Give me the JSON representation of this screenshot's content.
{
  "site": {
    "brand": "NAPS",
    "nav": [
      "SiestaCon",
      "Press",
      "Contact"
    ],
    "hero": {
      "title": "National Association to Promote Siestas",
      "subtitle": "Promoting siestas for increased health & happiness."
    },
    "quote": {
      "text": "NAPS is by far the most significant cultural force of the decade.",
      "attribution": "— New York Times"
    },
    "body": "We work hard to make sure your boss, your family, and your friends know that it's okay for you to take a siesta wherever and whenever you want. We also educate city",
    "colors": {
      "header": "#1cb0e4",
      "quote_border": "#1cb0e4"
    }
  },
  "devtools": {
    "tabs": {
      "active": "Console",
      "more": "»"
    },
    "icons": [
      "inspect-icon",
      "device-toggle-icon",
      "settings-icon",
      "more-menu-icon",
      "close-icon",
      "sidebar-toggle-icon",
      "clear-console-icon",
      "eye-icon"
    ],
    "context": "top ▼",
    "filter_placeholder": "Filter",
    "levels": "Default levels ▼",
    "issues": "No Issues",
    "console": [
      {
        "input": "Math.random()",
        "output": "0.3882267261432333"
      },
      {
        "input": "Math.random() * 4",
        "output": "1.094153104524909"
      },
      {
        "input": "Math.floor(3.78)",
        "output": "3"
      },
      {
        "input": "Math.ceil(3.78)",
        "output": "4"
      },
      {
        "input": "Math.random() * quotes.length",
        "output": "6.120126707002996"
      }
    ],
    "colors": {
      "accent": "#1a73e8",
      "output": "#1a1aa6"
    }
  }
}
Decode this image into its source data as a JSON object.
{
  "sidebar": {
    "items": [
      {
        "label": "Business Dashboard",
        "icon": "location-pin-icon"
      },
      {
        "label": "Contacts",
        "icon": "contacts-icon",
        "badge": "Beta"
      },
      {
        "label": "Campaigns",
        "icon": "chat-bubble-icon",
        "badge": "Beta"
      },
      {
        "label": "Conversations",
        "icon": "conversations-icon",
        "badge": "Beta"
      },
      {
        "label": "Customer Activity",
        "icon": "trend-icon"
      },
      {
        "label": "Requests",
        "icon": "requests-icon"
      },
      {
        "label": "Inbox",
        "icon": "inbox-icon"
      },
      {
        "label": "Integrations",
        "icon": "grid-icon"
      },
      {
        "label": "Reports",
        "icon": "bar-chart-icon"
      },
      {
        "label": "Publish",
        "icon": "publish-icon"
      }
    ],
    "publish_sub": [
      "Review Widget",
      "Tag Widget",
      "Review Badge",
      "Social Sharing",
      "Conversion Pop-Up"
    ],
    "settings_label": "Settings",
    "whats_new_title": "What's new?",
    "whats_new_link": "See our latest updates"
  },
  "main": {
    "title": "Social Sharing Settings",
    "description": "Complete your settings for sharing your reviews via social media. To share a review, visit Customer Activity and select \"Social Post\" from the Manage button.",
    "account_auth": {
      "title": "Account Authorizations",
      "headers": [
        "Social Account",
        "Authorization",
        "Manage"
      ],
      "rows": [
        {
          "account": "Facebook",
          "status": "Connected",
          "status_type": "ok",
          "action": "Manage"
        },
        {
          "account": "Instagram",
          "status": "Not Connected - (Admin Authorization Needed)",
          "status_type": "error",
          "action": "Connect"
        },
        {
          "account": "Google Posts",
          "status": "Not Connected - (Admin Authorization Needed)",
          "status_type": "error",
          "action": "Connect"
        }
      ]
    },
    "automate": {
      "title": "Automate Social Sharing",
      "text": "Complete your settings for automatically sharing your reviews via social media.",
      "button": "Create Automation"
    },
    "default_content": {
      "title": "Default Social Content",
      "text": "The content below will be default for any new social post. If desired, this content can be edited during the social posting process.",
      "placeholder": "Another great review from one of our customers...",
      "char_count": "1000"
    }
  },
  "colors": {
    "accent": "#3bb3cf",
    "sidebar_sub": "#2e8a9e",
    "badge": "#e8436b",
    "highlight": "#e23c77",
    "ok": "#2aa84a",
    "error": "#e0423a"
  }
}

· · · · ·

Write out the data exactly as it stands.

### Result of this task
Give me the JSON representation of this screenshot's content.
{
  "site": {
    "brand": "NAPS",
    "nav": [
      "SiestaCon",
      "Press",
      "Contact"
    ],
    "hero": {
      "title": "National Association to Promote Siestas",
      "subtitle": "Promoting siestas for increased health & happiness."
    },
    "quote": {
      "text": "NAPS is by far the most significant cultural force of the decade.",
      "attribution": "— New York Times"
    },
    "body": "We work hard to make sure your boss, your family, and your friends know that it's okay for you to take a siesta wherever and whenever you want. We also educate city",
    "colors": {
      "header": "#1cb0e4",
      "quote_border": "#1cb0e4"
    }
  },
  "devtools": {
    "tabs": {
      "active": "Console",
      "more": "»"
    },
    "icons": [
      "inspect-icon",
      "device-toggle-icon",
      "settings-icon",
      "more-menu-icon",
      "close-icon",
      "sidebar-toggle-icon",
      "clear-console-icon",
      "eye-icon"
    ],
    "context": "top ▼",
    "filter_placeholder": "Filter",
    "levels": "Default levels ▼",
    "issues": "No Issues",
    "console": [
      {
        "input": "Math.random()",
        "output": "0.3882267261432333"
      },
      {
        "input": "Math.random() * 4",
        "output": "1.094153104524909"
      },
      {
        "input": "Math.floor(3.78)",
        "output": "3"
      },
      {
        "input": "Math.ceil(3.78)",
        "output": "4"
      },
      {
        "input": "Math.random() * quotes.length",
        "output": "6.120126707002996"
      }
    ],
    "colors": {
      "accent": "#1a73e8",
      "output": "#1a1aa6"
    }
  }
}
Decode this image into its source data as a JSON object.
{
  "sidebar": {
    "items": [
      {
        "label": "Business Dashboard",
        "icon": "location-pin-icon"
      },
      {
        "label": "Contacts",
        "icon": "contacts-icon",
        "badge": "Beta"
      },
      {
        "label": "Campaigns",
        "icon": "chat-bubble-icon",
        "badge": "Beta"
      },
      {
        "label": "Conversations",
        "icon": "conversations-icon",
        "badge": "Beta"
      },
      {
        "label": "Customer Activity",
        "icon": "trend-icon"
      },
      {
        "label": "Requests",
        "icon": "requests-icon"
      },
      {
        "label": "Inbox",
        "icon": "inbox-icon"
      },
      {
        "label": "Integrations",
        "icon": "grid-icon"
      },
      {
        "label": "Reports",
        "icon": "bar-chart-icon"
      },
      {
        "label": "Publish",
        "icon": "publish-icon"
      }
    ],
    "publish_sub": [
      "Review Widget",
      "Tag Widget",
      "Review Badge",
      "Social Sharing",
      "Conversion Pop-Up"
    ],
    "settings_label": "Settings",
    "whats_new_title": "What's new?",
    "whats_new_link": "See our latest updates"
  },
  "main": {
    "title": "Social Sharing Settings",
    "description": "Complete your settings for sharing your reviews via social media. To share a review, visit Customer Activity and select \"Social Post\" from the Manage button.",
    "account_auth": {
      "title": "Account Authorizations",
      "headers": [
        "Social Account",
        "Authorization",
        "Manage"
      ],
      "rows": [
        {
          "account": "Facebook",
          "status": "Connected",
          "status_type": "ok",
          "action": "Manage"
        },
        {
          "account": "Instagram",
          "status": "Not Connected - (Admin Authorization Needed)",
          "status_type": "error",
          "action": "Connect"
        },
        {
          "account": "Google Posts",
          "status": "Not Connected - (Admin Authorization Needed)",
          "status_type": "error",
          "action": "Connect"
        }
      ]
    },
    "automate": {
      "title": "Automate Social Sharing",
      "text": "Complete your settings for automatically sharing your reviews via social media.",
      "button": "Create Automation"
    },
    "default_content": {
      "title": "Default Social Content",
      "text": "The content below will be default for any new social post. If desired, this content can be edited during the social posting process.",
      "placeholder": "Another great review from one of our customers...",
      "char_count": "1000"
    }
  },
  "colors": {
    "accent": "#3bb3cf",
    "sidebar_sub": "#2e8a9e",
    "badge": "#e8436b",
    "highlight": "#e23c77",
    "ok": "#2aa84a",
    "error": "#e0423a"
  }
}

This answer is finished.